ACTIVITIES
(a) In the QSAR report, why can the applied approach be seen as a Structure-Activity-Relationship? Answer in one to three sentences.
(b) Reproduce the QSAR report starting with "CC(C)CC(C)(N=NC(C)(CC(C)C)C#N)C#N" and going on through "the attached documentation.", replacing "software" with "program".
(c) Translate this sentence from the QSAR report into Spanish: "The software is released by OECD and used by ECHA."

SOURCE PASSAGE
In consequence the databases are screened for analogous with same profilers and categories are formed having same structural or activity profilers.
Therefore the applied approach can be interpreted as Structure-Activity-Relationship.

1. SOFTWARE
OECD QSAR Toolbox 4.2

2. MODEL (incl. version number)

no specific model used.

3. SMILES OR OTHER IDENTIFIERS USED AS INPUT FOR THE MODEL

CC(C)CC(C)(N=NC(C)(CC(C)C)C#N)C#N

4. SCIENTIFIC VALIDITY OF THE (Q)SAR MODEL
The software is released by OECD and used by ECHA.

5. APPLICABILITY DOMAIN
during category formation and subcategorisation, a "domain" of analogous is build having same profils as the target.

6. ADEQUACY OF THE RESULT
The predicted endpoint "in vitro Mammalian Cell Gene Mutation" is adequate to fulfill the information request "Mammalian Cell Gene Mutation"

For further information, please refer to the attached documentation.

DATA SECTION
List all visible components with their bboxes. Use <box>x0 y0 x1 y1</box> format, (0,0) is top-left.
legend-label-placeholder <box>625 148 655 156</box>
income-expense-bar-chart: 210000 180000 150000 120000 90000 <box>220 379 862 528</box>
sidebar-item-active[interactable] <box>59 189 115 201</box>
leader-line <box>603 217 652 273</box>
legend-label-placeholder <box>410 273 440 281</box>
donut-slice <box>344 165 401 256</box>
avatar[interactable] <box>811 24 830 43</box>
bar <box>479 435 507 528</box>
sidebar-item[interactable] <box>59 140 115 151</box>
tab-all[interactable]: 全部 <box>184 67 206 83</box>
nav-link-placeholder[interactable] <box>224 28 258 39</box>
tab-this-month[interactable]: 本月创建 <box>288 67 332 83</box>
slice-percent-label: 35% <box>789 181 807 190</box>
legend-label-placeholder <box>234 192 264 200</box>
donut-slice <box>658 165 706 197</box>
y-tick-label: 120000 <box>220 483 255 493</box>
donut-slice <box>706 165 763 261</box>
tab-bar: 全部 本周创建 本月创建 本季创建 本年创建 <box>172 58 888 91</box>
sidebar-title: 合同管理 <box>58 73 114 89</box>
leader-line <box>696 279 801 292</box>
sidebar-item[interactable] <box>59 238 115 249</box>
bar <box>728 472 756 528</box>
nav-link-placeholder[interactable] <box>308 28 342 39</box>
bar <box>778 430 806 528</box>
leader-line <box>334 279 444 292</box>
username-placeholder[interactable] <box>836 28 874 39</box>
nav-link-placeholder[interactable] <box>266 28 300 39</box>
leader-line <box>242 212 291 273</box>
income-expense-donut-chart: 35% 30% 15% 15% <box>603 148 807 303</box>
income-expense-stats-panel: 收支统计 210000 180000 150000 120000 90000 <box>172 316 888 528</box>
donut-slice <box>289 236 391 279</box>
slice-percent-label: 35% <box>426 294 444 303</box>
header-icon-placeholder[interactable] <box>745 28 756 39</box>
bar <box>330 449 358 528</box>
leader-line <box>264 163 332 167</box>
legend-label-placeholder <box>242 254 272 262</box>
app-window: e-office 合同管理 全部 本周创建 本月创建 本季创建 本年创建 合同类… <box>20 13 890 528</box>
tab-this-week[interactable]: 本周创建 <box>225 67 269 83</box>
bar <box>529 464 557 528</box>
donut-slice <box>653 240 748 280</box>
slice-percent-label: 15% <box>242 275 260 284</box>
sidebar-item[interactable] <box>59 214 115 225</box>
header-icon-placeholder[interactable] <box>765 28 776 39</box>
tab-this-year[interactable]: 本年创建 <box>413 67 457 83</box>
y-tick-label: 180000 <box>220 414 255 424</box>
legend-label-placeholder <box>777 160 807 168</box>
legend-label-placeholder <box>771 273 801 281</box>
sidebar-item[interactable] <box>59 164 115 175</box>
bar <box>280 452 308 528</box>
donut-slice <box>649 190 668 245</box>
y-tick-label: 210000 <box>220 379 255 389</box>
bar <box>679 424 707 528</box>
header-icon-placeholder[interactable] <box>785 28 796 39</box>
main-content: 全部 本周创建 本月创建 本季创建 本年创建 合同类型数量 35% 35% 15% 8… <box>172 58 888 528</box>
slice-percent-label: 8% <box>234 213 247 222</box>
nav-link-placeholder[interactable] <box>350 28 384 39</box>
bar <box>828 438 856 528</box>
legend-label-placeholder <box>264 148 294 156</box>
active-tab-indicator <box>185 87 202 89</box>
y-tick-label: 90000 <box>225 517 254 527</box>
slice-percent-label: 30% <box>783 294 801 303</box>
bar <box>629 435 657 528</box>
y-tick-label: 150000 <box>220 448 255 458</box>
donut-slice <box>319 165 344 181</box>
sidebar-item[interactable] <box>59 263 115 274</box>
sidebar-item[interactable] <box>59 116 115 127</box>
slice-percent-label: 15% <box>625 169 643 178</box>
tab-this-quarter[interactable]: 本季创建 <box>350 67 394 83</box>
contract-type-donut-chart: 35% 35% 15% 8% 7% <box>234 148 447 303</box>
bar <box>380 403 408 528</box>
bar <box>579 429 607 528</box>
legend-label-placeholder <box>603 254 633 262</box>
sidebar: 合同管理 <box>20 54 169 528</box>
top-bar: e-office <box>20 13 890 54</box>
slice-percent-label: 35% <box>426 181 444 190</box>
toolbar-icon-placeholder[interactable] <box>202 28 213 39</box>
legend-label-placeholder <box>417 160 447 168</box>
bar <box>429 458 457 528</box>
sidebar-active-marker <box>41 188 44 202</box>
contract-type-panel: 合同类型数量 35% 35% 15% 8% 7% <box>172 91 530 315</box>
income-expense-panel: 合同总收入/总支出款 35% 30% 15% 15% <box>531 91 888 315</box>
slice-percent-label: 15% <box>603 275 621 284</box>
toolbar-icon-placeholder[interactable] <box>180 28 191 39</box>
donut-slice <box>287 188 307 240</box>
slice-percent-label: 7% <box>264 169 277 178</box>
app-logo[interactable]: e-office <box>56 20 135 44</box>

SOLUTIONS TO THE PROBLEMS
(a) The databases are screened for analogous substances with the same profilers. Categories are then formed from substances that share the same structural or activity profilers.

(b)
CC(C)CC(C)(N=NC(C)(CC(C)C)C#N)C#N

4. SCIENTIFIC VALIDITY OF THE (Q)SAR MODEL
The program is released by OECD and used by ECHA.

5. APPLICABILITY DOMAIN
during category formation and subcategorisation, a "domain" of analogous is build having same profils as the target.

6. ADEQUACY OF THE RESULT
The predicted endpoint "in vitro Mammalian Cell Gene Mutation" is adequate to fulfill the information request "Mammalian Cell Gene Mutation"

For further information, please refer to the attached documentation.

(c) El software es publicado por la OCDE y utilizado por la ECHA.